*REQUIREMENT*. Copy out each line exactly; pictures stay out of the copy.

------ DATA LINES ------

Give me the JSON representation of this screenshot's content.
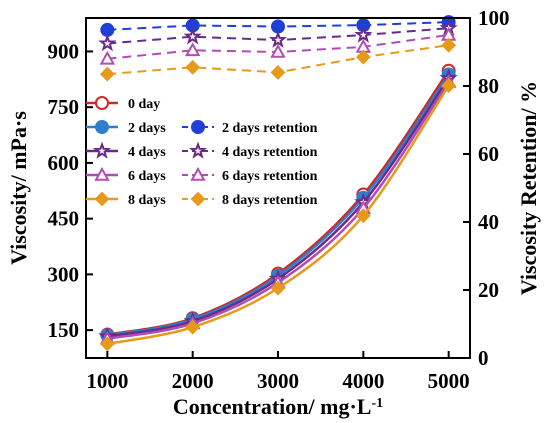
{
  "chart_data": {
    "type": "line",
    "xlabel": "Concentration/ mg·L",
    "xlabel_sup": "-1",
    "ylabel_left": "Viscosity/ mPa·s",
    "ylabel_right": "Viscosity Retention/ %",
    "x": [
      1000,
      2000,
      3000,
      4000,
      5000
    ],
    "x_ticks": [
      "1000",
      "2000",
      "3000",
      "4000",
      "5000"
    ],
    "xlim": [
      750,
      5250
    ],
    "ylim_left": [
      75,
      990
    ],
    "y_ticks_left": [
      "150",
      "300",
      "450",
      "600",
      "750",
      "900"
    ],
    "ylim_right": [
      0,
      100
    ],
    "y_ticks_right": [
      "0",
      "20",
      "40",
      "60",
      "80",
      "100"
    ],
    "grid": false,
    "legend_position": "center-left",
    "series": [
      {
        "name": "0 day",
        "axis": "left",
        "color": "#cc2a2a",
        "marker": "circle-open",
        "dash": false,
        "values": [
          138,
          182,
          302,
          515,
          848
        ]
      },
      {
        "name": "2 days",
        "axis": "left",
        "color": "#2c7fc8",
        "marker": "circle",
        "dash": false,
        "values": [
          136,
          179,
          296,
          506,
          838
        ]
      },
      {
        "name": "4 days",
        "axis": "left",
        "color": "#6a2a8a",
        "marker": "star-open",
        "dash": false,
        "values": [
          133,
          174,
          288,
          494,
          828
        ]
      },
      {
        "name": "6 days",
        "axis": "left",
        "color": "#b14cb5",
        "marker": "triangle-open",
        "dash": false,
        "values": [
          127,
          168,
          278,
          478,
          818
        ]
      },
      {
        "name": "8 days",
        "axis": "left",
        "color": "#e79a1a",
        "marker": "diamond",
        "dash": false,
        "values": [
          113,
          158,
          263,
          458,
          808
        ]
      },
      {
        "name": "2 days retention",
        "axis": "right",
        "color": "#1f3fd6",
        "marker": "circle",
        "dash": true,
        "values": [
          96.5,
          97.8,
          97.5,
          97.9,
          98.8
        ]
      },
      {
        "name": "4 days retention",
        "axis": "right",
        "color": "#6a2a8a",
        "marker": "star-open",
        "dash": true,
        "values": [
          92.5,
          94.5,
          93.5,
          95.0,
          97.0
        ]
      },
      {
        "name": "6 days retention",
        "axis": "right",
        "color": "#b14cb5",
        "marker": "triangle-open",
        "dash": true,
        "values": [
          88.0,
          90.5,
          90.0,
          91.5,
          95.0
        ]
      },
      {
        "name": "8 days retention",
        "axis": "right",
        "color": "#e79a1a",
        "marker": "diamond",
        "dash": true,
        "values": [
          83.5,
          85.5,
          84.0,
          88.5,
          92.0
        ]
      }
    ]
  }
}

------

*RESPONSE TO THIS EXERCISE*.
Give me the JSON representation of this screenshot's content.
{
  "chart_data": {
    "type": "line",
    "xlabel": "Concentration/ mg·L",
    "xlabel_sup": "-1",
    "ylabel_left": "Viscosity/ mPa·s",
    "ylabel_right": "Viscosity Retention/ %",
    "x": [
      1000,
      2000,
      3000,
      4000,
      5000
    ],
    "x_ticks": [
      "1000",
      "2000",
      "3000",
      "4000",
      "5000"
    ],
    "xlim": [
      750,
      5250
    ],
    "ylim_left": [
      75,
      990
    ],
    "y_ticks_left": [
      "150",
      "300",
      "450",
      "600",
      "750",
      "900"
    ],
    "ylim_right": [
      0,
      100
    ],
    "y_ticks_right": [
      "0",
      "20",
      "40",
      "60",
      "80",
      "100"
    ],
    "grid": false,
    "legend_position": "center-left",
    "series": [
      {
        "name": "0 day",
        "axis": "left",
        "color": "#cc2a2a",
        "marker": "circle-open",
        "dash": false,
        "values": [
          138,
          182,
          302,
          515,
          848
        ]
      },
      {
        "name": "2 days",
        "axis": "left",
        "color": "#2c7fc8",
        "marker": "circle",
        "dash": false,
        "values": [
          136,
          179,
          296,
          506,
          838
        ]
      },
      {
        "name": "4 days",
        "axis": "left",
        "color": "#6a2a8a",
        "marker": "star-open",
        "dash": false,
        "values": [
          133,
          174,
          288,
          494,
          828
        ]
      },
      {
        "name": "6 days",
        "axis": "left",
        "color": "#b14cb5",
        "marker": "triangle-open",
        "dash": false,
        "values": [
          127,
          168,
          278,
          478,
          818
        ]
      },
      {
        "name": "8 days",
        "axis": "left",
        "color": "#e79a1a",
        "marker": "diamond",
        "dash": false,
        "values": [
          113,
          158,
          263,
          458,
          808
        ]
      },
      {
        "name": "2 days retention",
        "axis": "right",
        "color": "#1f3fd6",
        "marker": "circle",
        "dash": true,
        "values": [
          96.5,
          97.8,
          97.5,
          97.9,
          98.8
        ]
      },
      {
        "name": "4 days retention",
        "axis": "right",
        "color": "#6a2a8a",
        "marker": "star-open",
        "dash": true,
        "values": [
          92.5,
          94.5,
          93.5,
          95.0,
          97.0
        ]
      },
      {
        "name": "6 days retention",
        "axis": "right",
        "color": "#b14cb5",
        "marker": "triangle-open",
        "dash": true,
        "values": [
          88.0,
          90.5,
          90.0,
          91.5,
          95.0
        ]
      },
      {
        "name": "8 days retention",
        "axis": "right",
        "color": "#e79a1a",
        "marker": "diamond",
        "dash": true,
        "values": [
          83.5,
          85.5,
          84.0,
          88.5,
          92.0
        ]
      }
    ]
  }
}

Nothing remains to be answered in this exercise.